Extracted data entries:
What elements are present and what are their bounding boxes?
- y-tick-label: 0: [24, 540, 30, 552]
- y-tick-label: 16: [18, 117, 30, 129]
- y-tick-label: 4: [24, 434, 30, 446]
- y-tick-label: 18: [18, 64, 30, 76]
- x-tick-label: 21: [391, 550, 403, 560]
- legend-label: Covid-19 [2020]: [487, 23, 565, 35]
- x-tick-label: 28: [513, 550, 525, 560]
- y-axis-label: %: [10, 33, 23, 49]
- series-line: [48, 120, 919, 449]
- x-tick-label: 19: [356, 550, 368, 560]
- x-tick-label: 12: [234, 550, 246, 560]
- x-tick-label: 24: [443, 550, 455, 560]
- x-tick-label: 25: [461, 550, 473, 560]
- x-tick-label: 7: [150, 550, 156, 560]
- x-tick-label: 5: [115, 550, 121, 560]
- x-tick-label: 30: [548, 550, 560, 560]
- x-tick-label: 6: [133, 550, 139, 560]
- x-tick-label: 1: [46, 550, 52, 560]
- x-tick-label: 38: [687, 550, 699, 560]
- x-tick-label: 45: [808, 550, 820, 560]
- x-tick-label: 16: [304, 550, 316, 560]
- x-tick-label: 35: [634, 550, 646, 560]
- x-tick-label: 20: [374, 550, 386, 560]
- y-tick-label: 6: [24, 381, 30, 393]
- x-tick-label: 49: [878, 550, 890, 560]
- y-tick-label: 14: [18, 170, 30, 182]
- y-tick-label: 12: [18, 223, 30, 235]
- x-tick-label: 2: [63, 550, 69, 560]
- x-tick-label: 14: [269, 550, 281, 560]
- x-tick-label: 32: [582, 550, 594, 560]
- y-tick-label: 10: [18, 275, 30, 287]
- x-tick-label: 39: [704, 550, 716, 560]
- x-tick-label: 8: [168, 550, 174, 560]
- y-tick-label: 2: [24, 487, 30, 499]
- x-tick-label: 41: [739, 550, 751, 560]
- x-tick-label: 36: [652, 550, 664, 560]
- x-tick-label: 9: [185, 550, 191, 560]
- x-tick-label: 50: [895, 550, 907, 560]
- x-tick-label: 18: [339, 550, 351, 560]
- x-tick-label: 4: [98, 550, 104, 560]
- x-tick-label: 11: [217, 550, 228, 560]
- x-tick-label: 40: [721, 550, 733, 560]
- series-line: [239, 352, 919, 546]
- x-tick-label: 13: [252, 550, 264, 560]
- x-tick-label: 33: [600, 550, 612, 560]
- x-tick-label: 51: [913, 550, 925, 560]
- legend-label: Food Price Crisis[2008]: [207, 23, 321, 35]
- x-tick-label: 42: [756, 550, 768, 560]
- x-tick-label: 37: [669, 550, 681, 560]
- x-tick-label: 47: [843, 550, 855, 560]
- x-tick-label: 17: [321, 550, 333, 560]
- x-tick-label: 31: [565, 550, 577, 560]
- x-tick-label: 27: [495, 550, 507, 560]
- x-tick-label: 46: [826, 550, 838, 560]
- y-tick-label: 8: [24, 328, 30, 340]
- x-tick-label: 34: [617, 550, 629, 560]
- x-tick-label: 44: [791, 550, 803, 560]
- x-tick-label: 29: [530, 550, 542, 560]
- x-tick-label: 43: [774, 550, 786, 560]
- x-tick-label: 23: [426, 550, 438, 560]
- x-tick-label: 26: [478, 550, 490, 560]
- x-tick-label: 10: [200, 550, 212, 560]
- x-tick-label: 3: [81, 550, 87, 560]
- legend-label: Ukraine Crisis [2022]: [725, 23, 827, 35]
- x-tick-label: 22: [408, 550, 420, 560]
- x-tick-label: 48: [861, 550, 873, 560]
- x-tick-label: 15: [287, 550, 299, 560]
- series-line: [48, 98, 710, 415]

SHORT PROBLEM: Count the lines of the records that contain the string "legend", and reply with the number only.

RESULT: 3